Would you repeat the listing exactly but omit every picture?

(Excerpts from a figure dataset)

────────────────────────────────────────

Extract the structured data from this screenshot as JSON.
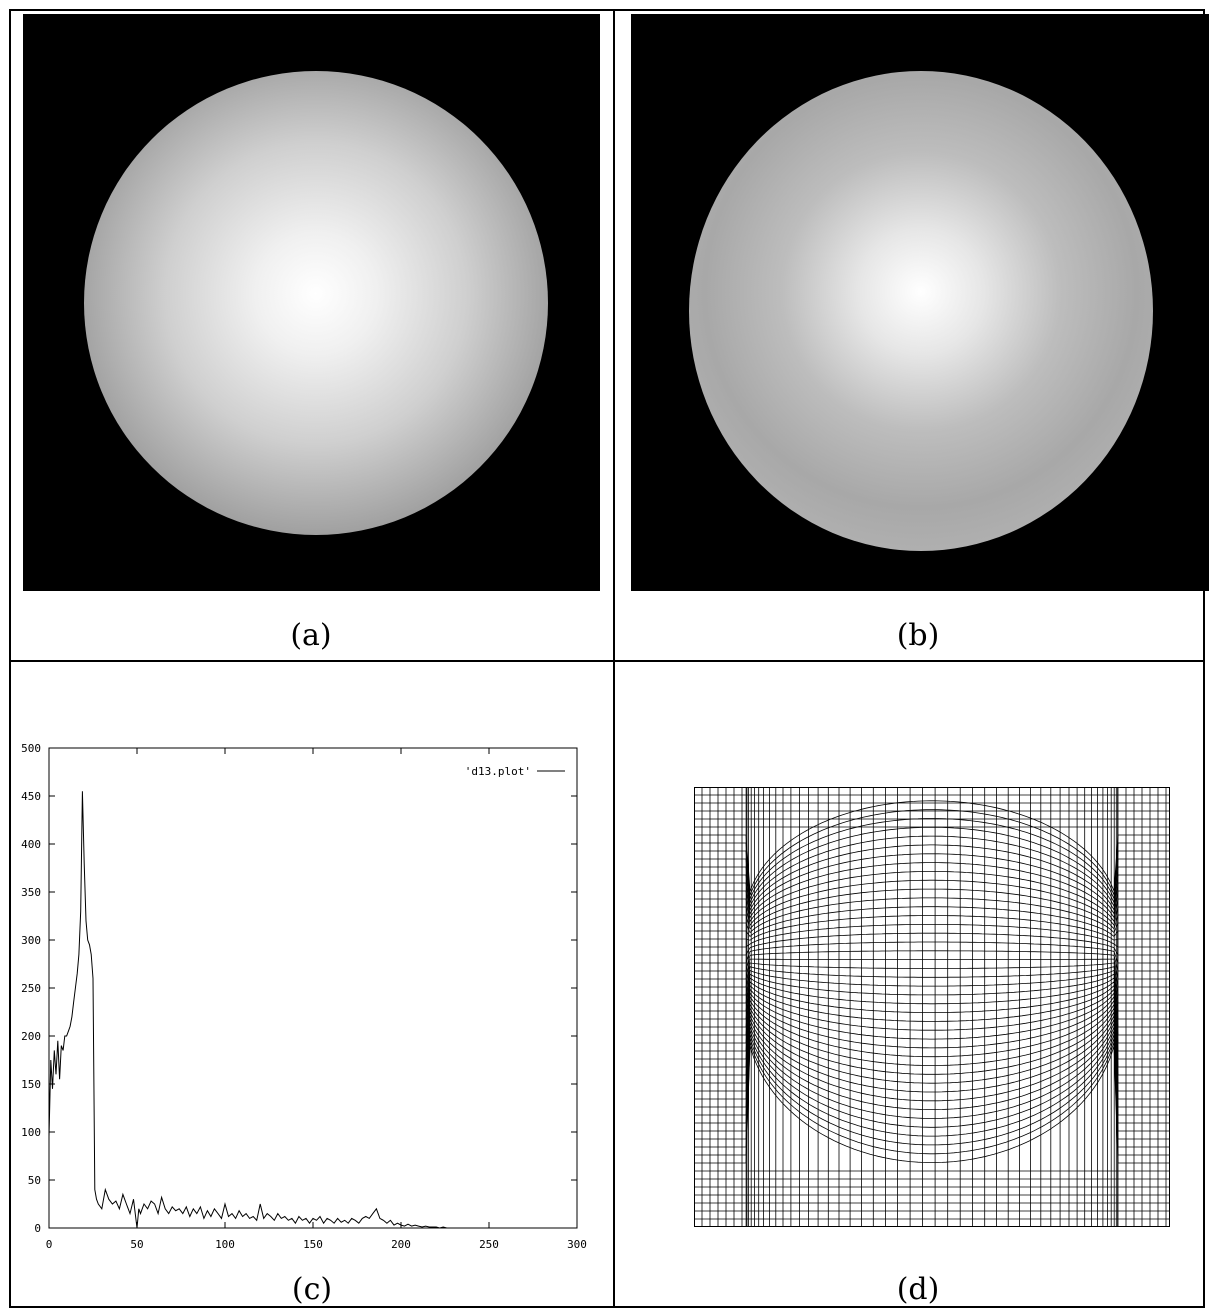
{
  "captions": {
    "a": "(a)",
    "b": "(b)",
    "c": "(c)",
    "d": "(d)"
  },
  "chart_data": {
    "type": "line",
    "title": "",
    "xlabel": "",
    "ylabel": "",
    "xlim": [
      0,
      300
    ],
    "ylim": [
      0,
      500
    ],
    "xticks": [
      0,
      50,
      100,
      150,
      200,
      250,
      300
    ],
    "yticks": [
      0,
      50,
      100,
      150,
      200,
      250,
      300,
      350,
      400,
      450,
      500
    ],
    "legend_position": "top-right",
    "grid": false,
    "series": [
      {
        "name": "'d13.plot'",
        "x": [
          0,
          1,
          2,
          3,
          4,
          5,
          6,
          7,
          8,
          9,
          10,
          11,
          12,
          13,
          14,
          15,
          16,
          17,
          18,
          19,
          20,
          21,
          22,
          23,
          24,
          25,
          26,
          27,
          28,
          30,
          32,
          34,
          36,
          38,
          40,
          42,
          44,
          46,
          48,
          50,
          51,
          52,
          54,
          56,
          58,
          60,
          62,
          64,
          66,
          68,
          70,
          72,
          74,
          76,
          78,
          80,
          82,
          84,
          86,
          88,
          90,
          92,
          94,
          96,
          98,
          100,
          102,
          104,
          106,
          108,
          110,
          112,
          114,
          116,
          118,
          120,
          122,
          124,
          126,
          128,
          130,
          132,
          134,
          136,
          138,
          140,
          142,
          144,
          146,
          148,
          150,
          152,
          154,
          156,
          158,
          160,
          162,
          164,
          166,
          168,
          170,
          172,
          174,
          176,
          178,
          180,
          182,
          184,
          186,
          188,
          190,
          192,
          194,
          196,
          198,
          200,
          202,
          204,
          206,
          208,
          210,
          212,
          214,
          216,
          218,
          220,
          222,
          224,
          226,
          230,
          240,
          250,
          260
        ],
        "y": [
          95,
          175,
          145,
          185,
          160,
          195,
          155,
          190,
          185,
          200,
          200,
          205,
          210,
          220,
          235,
          250,
          265,
          285,
          330,
          455,
          380,
          320,
          300,
          295,
          285,
          260,
          40,
          30,
          25,
          20,
          40,
          30,
          25,
          28,
          20,
          35,
          25,
          15,
          30,
          0,
          20,
          15,
          25,
          20,
          28,
          25,
          15,
          32,
          20,
          15,
          22,
          18,
          20,
          15,
          22,
          12,
          20,
          15,
          22,
          10,
          18,
          12,
          20,
          15,
          10,
          25,
          12,
          15,
          10,
          18,
          12,
          15,
          10,
          12,
          8,
          25,
          10,
          15,
          12,
          8,
          15,
          10,
          12,
          8,
          10,
          5,
          12,
          8,
          10,
          5,
          10,
          8,
          12,
          5,
          10,
          8,
          5,
          10,
          6,
          8,
          5,
          10,
          8,
          5,
          10,
          12,
          10,
          15,
          20,
          10,
          8,
          5,
          8,
          3,
          5,
          3,
          2,
          4,
          2,
          3,
          2,
          1,
          2,
          1,
          1,
          1,
          0,
          1,
          0,
          0,
          0,
          0,
          0
        ]
      }
    ]
  }
}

────────────────────────────────────────

Solution below:
Extract the structured data from this screenshot as JSON.
{
  "captions": {
    "a": "(a)",
    "b": "(b)",
    "c": "(c)",
    "d": "(d)"
  },
  "chart_data": {
    "type": "line",
    "title": "",
    "xlabel": "",
    "ylabel": "",
    "xlim": [
      0,
      300
    ],
    "ylim": [
      0,
      500
    ],
    "xticks": [
      0,
      50,
      100,
      150,
      200,
      250,
      300
    ],
    "yticks": [
      0,
      50,
      100,
      150,
      200,
      250,
      300,
      350,
      400,
      450,
      500
    ],
    "legend_position": "top-right",
    "grid": false,
    "series": [
      {
        "name": "'d13.plot'",
        "x": [
          0,
          1,
          2,
          3,
          4,
          5,
          6,
          7,
          8,
          9,
          10,
          11,
          12,
          13,
          14,
          15,
          16,
          17,
          18,
          19,
          20,
          21,
          22,
          23,
          24,
          25,
          26,
          27,
          28,
          30,
          32,
          34,
          36,
          38,
          40,
          42,
          44,
          46,
          48,
          50,
          51,
          52,
          54,
          56,
          58,
          60,
          62,
          64,
          66,
          68,
          70,
          72,
          74,
          76,
          78,
          80,
          82,
          84,
          86,
          88,
          90,
          92,
          94,
          96,
          98,
          100,
          102,
          104,
          106,
          108,
          110,
          112,
          114,
          116,
          118,
          120,
          122,
          124,
          126,
          128,
          130,
          132,
          134,
          136,
          138,
          140,
          142,
          144,
          146,
          148,
          150,
          152,
          154,
          156,
          158,
          160,
          162,
          164,
          166,
          168,
          170,
          172,
          174,
          176,
          178,
          180,
          182,
          184,
          186,
          188,
          190,
          192,
          194,
          196,
          198,
          200,
          202,
          204,
          206,
          208,
          210,
          212,
          214,
          216,
          218,
          220,
          222,
          224,
          226,
          230,
          240,
          250,
          260
        ],
        "y": [
          95,
          175,
          145,
          185,
          160,
          195,
          155,
          190,
          185,
          200,
          200,
          205,
          210,
          220,
          235,
          250,
          265,
          285,
          330,
          455,
          380,
          320,
          300,
          295,
          285,
          260,
          40,
          30,
          25,
          20,
          40,
          30,
          25,
          28,
          20,
          35,
          25,
          15,
          30,
          0,
          20,
          15,
          25,
          20,
          28,
          25,
          15,
          32,
          20,
          15,
          22,
          18,
          20,
          15,
          22,
          12,
          20,
          15,
          22,
          10,
          18,
          12,
          20,
          15,
          10,
          25,
          12,
          15,
          10,
          18,
          12,
          15,
          10,
          12,
          8,
          25,
          10,
          15,
          12,
          8,
          15,
          10,
          12,
          8,
          10,
          5,
          12,
          8,
          10,
          5,
          10,
          8,
          12,
          5,
          10,
          8,
          5,
          10,
          6,
          8,
          5,
          10,
          8,
          5,
          10,
          12,
          10,
          15,
          20,
          10,
          8,
          5,
          8,
          3,
          5,
          3,
          2,
          4,
          2,
          3,
          2,
          1,
          2,
          1,
          1,
          1,
          0,
          1,
          0,
          0,
          0,
          0,
          0
        ]
      }
    ]
  }
}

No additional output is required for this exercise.